**Your task**
State how many lines in the entries below contain "programas". Write nothing but the number.
··· Data supplied
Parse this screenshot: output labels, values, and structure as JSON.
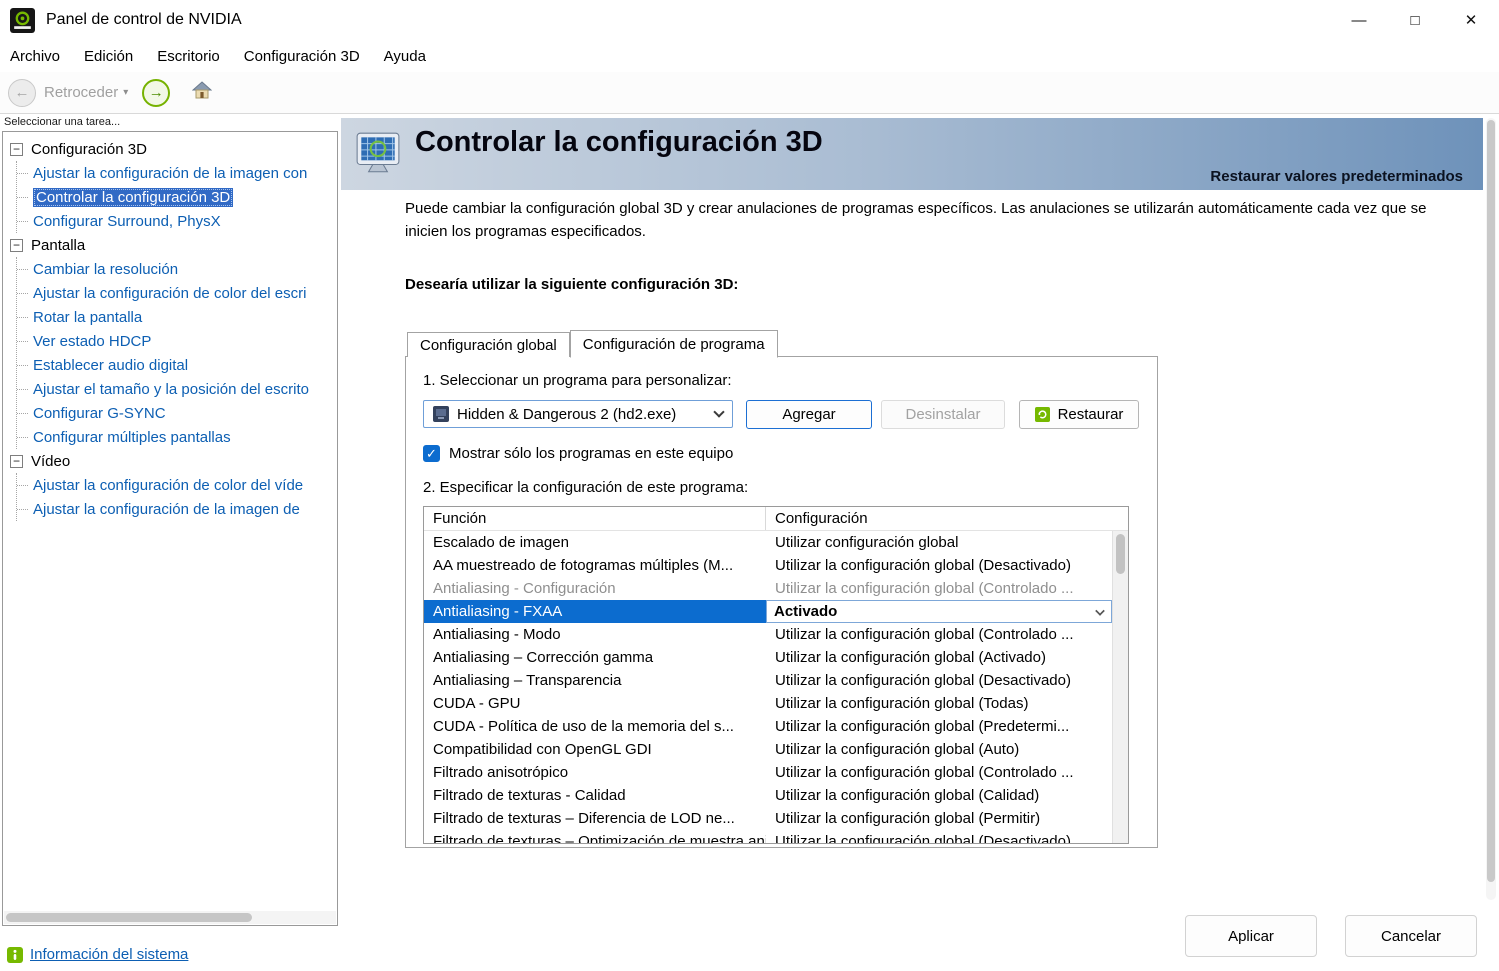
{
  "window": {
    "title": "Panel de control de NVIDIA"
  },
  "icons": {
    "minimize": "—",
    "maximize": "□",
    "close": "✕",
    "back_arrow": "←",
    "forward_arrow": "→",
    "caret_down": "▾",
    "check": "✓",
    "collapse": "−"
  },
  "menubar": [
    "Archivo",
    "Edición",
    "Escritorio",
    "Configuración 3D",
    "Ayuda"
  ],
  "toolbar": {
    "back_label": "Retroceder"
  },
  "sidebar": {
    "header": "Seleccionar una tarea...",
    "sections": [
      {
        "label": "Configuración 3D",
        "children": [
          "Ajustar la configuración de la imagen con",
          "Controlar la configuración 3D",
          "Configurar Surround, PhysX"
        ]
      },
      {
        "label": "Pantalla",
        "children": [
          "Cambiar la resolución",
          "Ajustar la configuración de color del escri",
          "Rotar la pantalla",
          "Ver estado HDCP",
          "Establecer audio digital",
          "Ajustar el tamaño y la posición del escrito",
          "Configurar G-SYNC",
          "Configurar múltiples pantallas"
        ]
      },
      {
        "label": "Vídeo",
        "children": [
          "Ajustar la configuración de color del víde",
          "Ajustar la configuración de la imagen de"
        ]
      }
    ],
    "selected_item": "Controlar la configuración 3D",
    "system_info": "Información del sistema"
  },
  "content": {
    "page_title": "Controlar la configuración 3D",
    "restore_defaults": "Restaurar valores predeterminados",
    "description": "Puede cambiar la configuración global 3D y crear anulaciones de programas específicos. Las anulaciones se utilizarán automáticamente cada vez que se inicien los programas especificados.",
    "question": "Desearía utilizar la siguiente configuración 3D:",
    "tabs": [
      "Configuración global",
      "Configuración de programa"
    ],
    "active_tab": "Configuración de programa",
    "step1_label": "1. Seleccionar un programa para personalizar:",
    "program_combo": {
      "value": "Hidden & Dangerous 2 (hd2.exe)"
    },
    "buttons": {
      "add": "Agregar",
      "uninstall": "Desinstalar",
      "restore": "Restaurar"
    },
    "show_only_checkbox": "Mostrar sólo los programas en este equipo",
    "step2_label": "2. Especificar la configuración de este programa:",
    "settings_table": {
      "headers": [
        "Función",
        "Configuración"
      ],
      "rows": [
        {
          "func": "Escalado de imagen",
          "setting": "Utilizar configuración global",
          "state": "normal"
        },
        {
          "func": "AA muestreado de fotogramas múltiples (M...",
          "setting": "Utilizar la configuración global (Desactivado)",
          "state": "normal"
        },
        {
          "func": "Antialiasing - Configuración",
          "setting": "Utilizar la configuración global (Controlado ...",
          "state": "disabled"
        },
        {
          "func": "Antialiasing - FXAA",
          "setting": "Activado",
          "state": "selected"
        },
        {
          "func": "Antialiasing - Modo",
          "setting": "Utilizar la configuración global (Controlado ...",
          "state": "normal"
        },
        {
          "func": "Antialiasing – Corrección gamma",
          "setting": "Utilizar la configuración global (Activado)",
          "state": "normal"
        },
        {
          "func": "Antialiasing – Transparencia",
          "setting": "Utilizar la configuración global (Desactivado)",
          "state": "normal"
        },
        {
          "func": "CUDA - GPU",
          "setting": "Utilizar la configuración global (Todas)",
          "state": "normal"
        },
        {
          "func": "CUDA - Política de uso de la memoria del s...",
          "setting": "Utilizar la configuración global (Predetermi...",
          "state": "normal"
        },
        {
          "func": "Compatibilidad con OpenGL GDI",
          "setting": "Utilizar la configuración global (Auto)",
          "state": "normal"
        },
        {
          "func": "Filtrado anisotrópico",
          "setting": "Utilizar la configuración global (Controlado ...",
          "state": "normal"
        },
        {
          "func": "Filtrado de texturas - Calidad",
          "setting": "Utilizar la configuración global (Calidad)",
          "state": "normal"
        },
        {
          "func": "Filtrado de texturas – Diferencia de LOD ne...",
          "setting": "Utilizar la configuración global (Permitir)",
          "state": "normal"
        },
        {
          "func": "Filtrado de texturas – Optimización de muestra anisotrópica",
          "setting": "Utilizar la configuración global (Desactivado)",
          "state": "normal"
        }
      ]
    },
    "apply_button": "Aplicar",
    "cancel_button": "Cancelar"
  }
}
······
**The output**
2